Find all lines in the records that include the word "operation", and copy them out.

>>>

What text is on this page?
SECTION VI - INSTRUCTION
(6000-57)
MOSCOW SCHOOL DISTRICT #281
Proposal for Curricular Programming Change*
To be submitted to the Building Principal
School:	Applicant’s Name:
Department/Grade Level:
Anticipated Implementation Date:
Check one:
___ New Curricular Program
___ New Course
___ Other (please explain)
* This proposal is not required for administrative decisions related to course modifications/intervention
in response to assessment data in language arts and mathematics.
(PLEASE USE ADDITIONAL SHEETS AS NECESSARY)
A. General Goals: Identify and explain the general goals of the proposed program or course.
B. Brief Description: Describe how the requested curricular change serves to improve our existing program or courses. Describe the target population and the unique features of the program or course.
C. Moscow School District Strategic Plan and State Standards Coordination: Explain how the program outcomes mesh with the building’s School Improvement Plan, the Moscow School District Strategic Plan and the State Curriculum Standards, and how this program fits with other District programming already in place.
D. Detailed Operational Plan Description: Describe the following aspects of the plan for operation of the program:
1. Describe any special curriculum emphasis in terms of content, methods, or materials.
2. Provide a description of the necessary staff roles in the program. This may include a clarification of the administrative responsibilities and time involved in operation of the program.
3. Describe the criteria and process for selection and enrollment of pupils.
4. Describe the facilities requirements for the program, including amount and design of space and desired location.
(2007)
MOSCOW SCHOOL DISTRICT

<<<

Correct output:
D. Detailed Operational Plan Description: Describe the following aspects of the plan for operation of the program:
2. Provide a description of the necessary staff roles in the program. This may include a clarification of the administrative responsibilities and time involved in operation of the program.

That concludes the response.